**Excerpt from a dataset**

· · · · · · ·

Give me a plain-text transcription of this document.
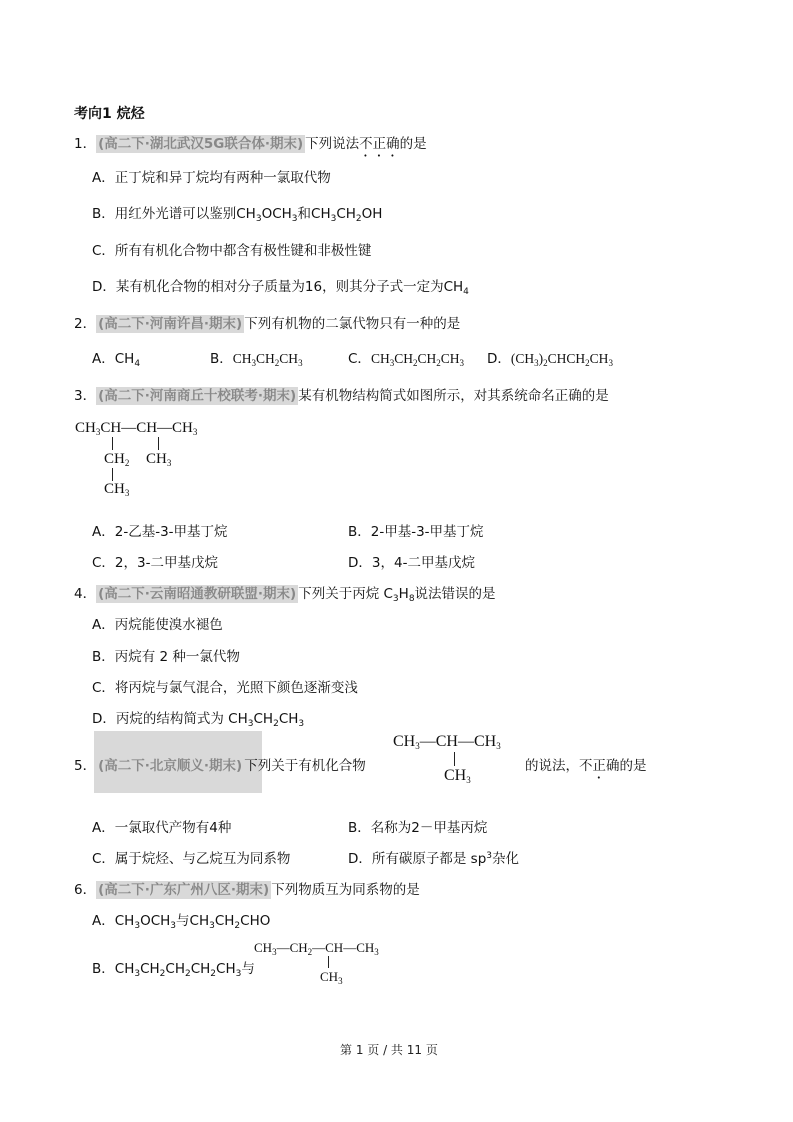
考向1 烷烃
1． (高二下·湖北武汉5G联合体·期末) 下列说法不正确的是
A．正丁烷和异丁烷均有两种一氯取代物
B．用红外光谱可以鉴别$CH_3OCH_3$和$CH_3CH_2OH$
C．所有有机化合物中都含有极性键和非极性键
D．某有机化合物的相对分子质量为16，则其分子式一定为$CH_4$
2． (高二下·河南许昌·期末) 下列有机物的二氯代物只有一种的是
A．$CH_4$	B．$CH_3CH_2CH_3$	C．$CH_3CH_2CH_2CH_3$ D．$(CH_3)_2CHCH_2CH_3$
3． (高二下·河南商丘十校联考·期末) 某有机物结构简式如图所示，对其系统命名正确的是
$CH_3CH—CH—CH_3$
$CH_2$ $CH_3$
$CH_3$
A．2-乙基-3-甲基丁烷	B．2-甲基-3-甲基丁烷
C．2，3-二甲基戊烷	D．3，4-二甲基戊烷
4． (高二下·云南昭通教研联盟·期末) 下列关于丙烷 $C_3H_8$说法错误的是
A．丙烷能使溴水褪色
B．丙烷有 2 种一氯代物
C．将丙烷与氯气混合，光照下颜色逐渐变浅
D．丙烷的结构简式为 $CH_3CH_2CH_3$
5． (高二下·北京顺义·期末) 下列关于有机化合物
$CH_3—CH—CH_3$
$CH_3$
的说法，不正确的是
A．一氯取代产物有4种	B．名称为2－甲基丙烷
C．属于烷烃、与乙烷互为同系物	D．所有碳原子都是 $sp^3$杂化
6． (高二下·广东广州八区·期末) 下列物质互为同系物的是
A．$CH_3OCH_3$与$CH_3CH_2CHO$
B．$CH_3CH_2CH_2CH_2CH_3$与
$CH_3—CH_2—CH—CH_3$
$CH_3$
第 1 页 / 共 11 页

· · · · · · ·

Output every entry verbatim. Pictures do not belong in the copy.

Give me a plain-text transcription of this document.
考向1 烷烃
1． (高二下·湖北武汉5G联合体·期末) 下列说法不正确的是
A．正丁烷和异丁烷均有两种一氯取代物
B．用红外光谱可以鉴别$CH_3OCH_3$和$CH_3CH_2OH$
C．所有有机化合物中都含有极性键和非极性键
D．某有机化合物的相对分子质量为16，则其分子式一定为$CH_4$
2． (高二下·河南许昌·期末) 下列有机物的二氯代物只有一种的是
A．$CH_4$	B．$CH_3CH_2CH_3$	C．$CH_3CH_2CH_2CH_3$ D．$(CH_3)_2CHCH_2CH_3$
3． (高二下·河南商丘十校联考·期末) 某有机物结构简式如图所示，对其系统命名正确的是
$CH_3CH—CH—CH_3$
$CH_2$ $CH_3$
$CH_3$
A．2-乙基-3-甲基丁烷	B．2-甲基-3-甲基丁烷
C．2，3-二甲基戊烷	D．3，4-二甲基戊烷
4． (高二下·云南昭通教研联盟·期末) 下列关于丙烷 $C_3H_8$说法错误的是
A．丙烷能使溴水褪色
B．丙烷有 2 种一氯代物
C．将丙烷与氯气混合，光照下颜色逐渐变浅
D．丙烷的结构简式为 $CH_3CH_2CH_3$
5． (高二下·北京顺义·期末) 下列关于有机化合物
$CH_3—CH—CH_3$
$CH_3$
的说法，不正确的是
A．一氯取代产物有4种	B．名称为2－甲基丙烷
C．属于烷烃、与乙烷互为同系物	D．所有碳原子都是 $sp^3$杂化
6． (高二下·广东广州八区·期末) 下列物质互为同系物的是
A．$CH_3OCH_3$与$CH_3CH_2CHO$
B．$CH_3CH_2CH_2CH_2CH_3$与
$CH_3—CH_2—CH—CH_3$
$CH_3$
第 1 页 / 共 11 页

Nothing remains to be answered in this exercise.